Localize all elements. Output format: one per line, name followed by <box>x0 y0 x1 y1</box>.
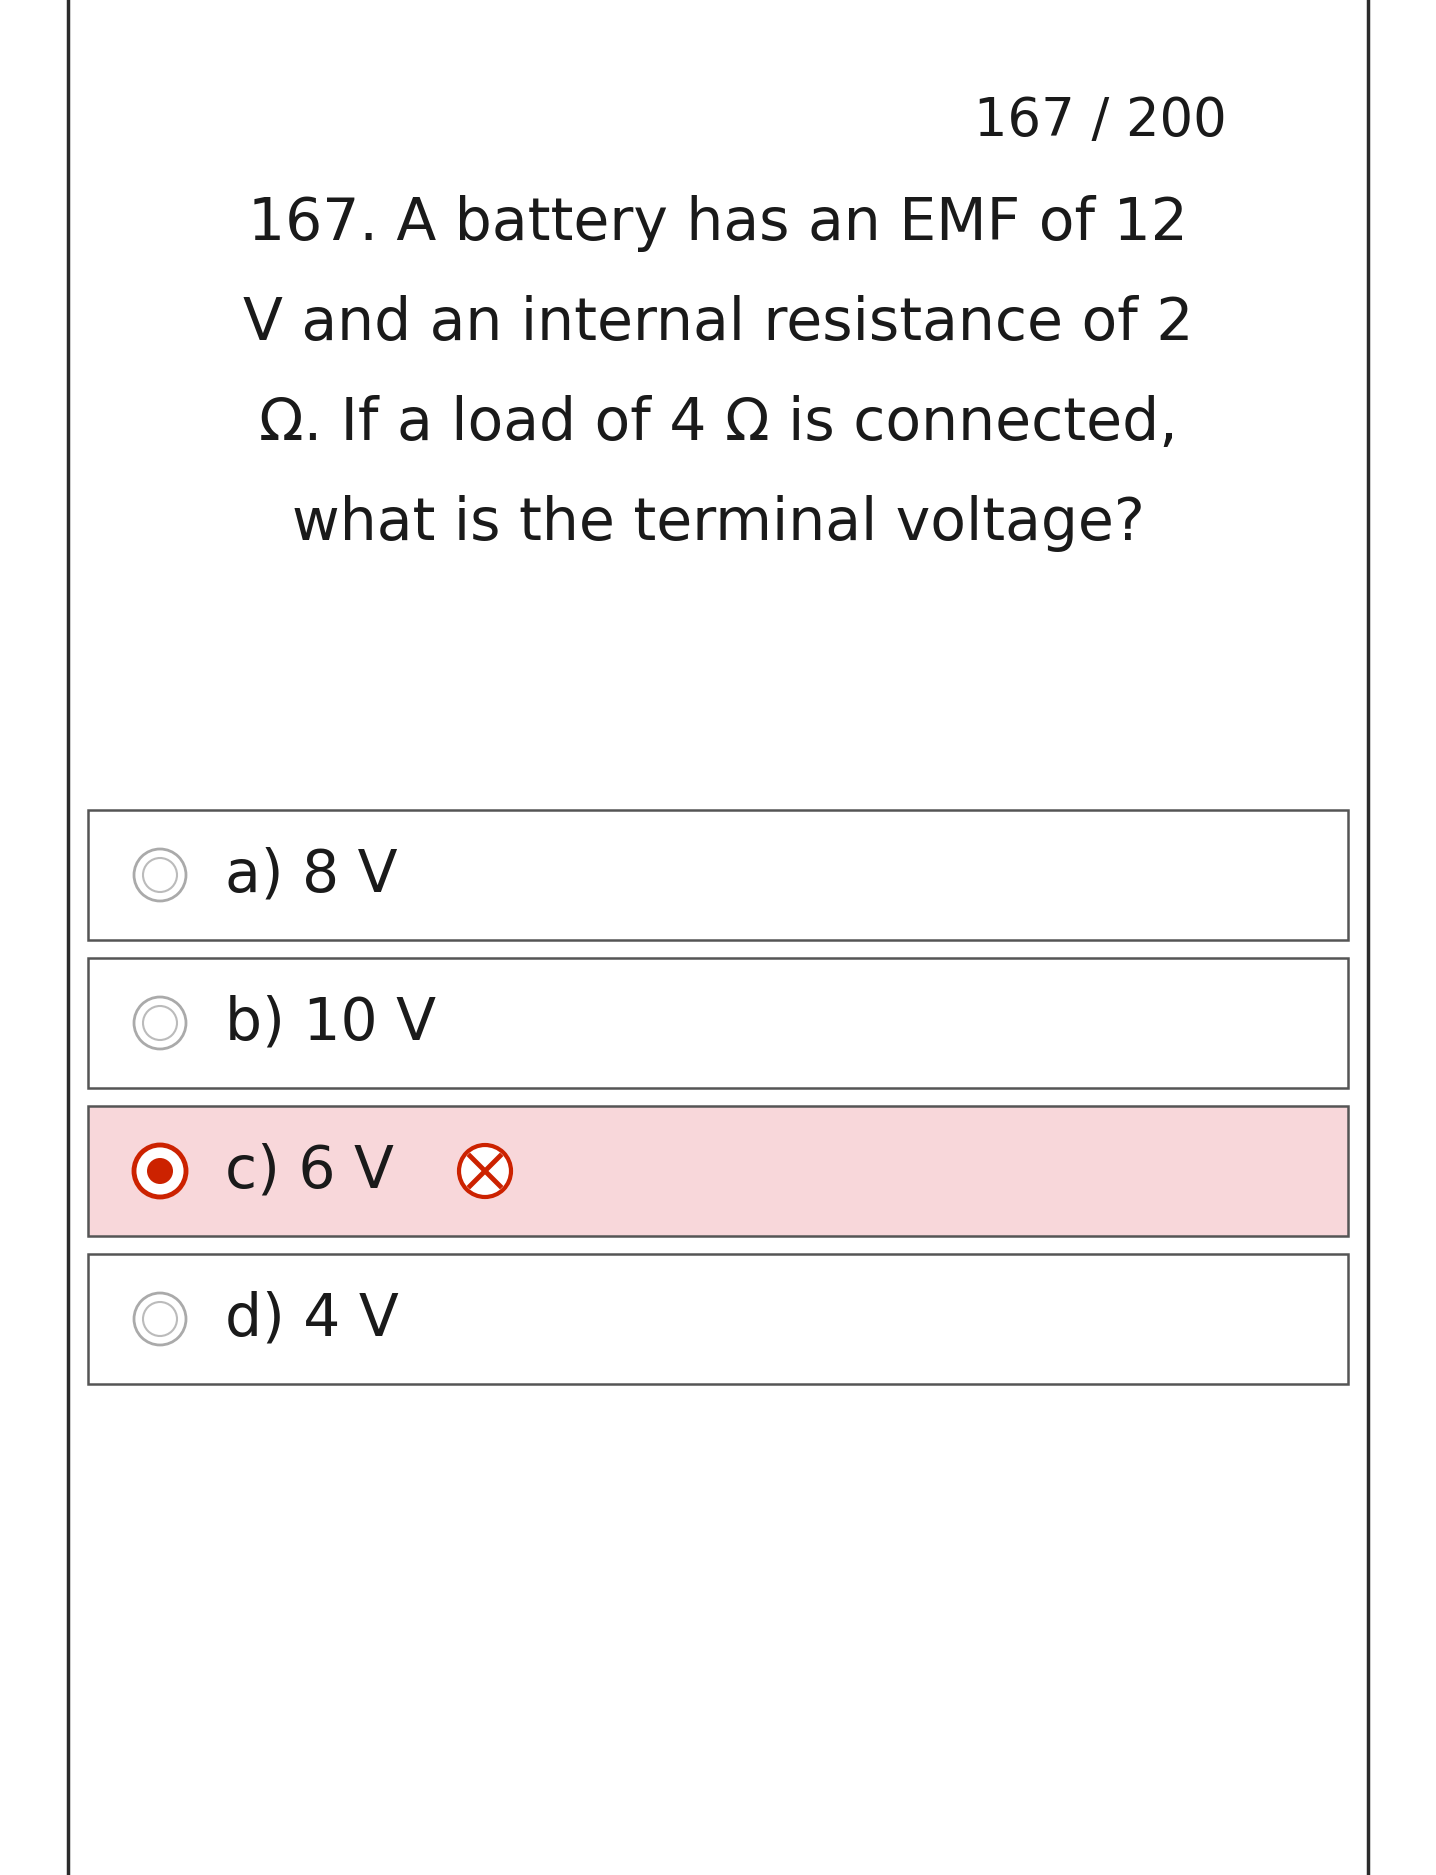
Circle shape <box>134 849 187 902</box>
Circle shape <box>460 1146 511 1196</box>
FancyBboxPatch shape <box>88 1254 1348 1384</box>
Text: V and an internal resistance of 2: V and an internal resistance of 2 <box>243 294 1193 352</box>
Text: Ω. If a load of 4 Ω is connected,: Ω. If a load of 4 Ω is connected, <box>258 396 1178 452</box>
Text: what is the terminal voltage?: what is the terminal voltage? <box>292 495 1144 551</box>
Circle shape <box>144 1301 177 1337</box>
FancyBboxPatch shape <box>88 958 1348 1088</box>
Circle shape <box>146 1159 172 1183</box>
Text: 167 / 200: 167 / 200 <box>974 96 1226 146</box>
Text: a) 8 V: a) 8 V <box>225 846 398 904</box>
FancyBboxPatch shape <box>88 1106 1348 1236</box>
Circle shape <box>144 859 177 892</box>
Circle shape <box>134 1294 187 1344</box>
Text: b) 10 V: b) 10 V <box>225 994 437 1052</box>
Circle shape <box>134 1146 187 1196</box>
Circle shape <box>144 1007 177 1041</box>
Text: 167. A battery has an EMF of 12: 167. A battery has an EMF of 12 <box>248 195 1188 251</box>
FancyBboxPatch shape <box>88 810 1348 939</box>
Text: d) 4 V: d) 4 V <box>225 1290 399 1348</box>
Circle shape <box>134 998 187 1048</box>
Text: c) 6 V: c) 6 V <box>225 1142 393 1200</box>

> _Prompt_
Give the entries again with "Circle shape" switched to "Ellipse shape" everywhere it occurs and everything else unchanged. Leave the picture out.

> _Result of the task_
Localize all elements. Output format: one per line, name followed by <box>x0 y0 x1 y1</box>.
Ellipse shape <box>134 849 187 902</box>
Ellipse shape <box>460 1146 511 1196</box>
FancyBboxPatch shape <box>88 1254 1348 1384</box>
Text: V and an internal resistance of 2: V and an internal resistance of 2 <box>243 294 1193 352</box>
Text: Ω. If a load of 4 Ω is connected,: Ω. If a load of 4 Ω is connected, <box>258 396 1178 452</box>
Text: what is the terminal voltage?: what is the terminal voltage? <box>292 495 1144 551</box>
Ellipse shape <box>144 1301 177 1337</box>
FancyBboxPatch shape <box>88 958 1348 1088</box>
Ellipse shape <box>146 1159 172 1183</box>
Text: 167 / 200: 167 / 200 <box>974 96 1226 146</box>
Text: a) 8 V: a) 8 V <box>225 846 398 904</box>
FancyBboxPatch shape <box>88 1106 1348 1236</box>
Ellipse shape <box>144 859 177 892</box>
Ellipse shape <box>134 1294 187 1344</box>
Text: b) 10 V: b) 10 V <box>225 994 437 1052</box>
Ellipse shape <box>134 1146 187 1196</box>
Ellipse shape <box>144 1007 177 1041</box>
Text: 167. A battery has an EMF of 12: 167. A battery has an EMF of 12 <box>248 195 1188 251</box>
FancyBboxPatch shape <box>88 810 1348 939</box>
Text: d) 4 V: d) 4 V <box>225 1290 399 1348</box>
Ellipse shape <box>134 998 187 1048</box>
Text: c) 6 V: c) 6 V <box>225 1142 393 1200</box>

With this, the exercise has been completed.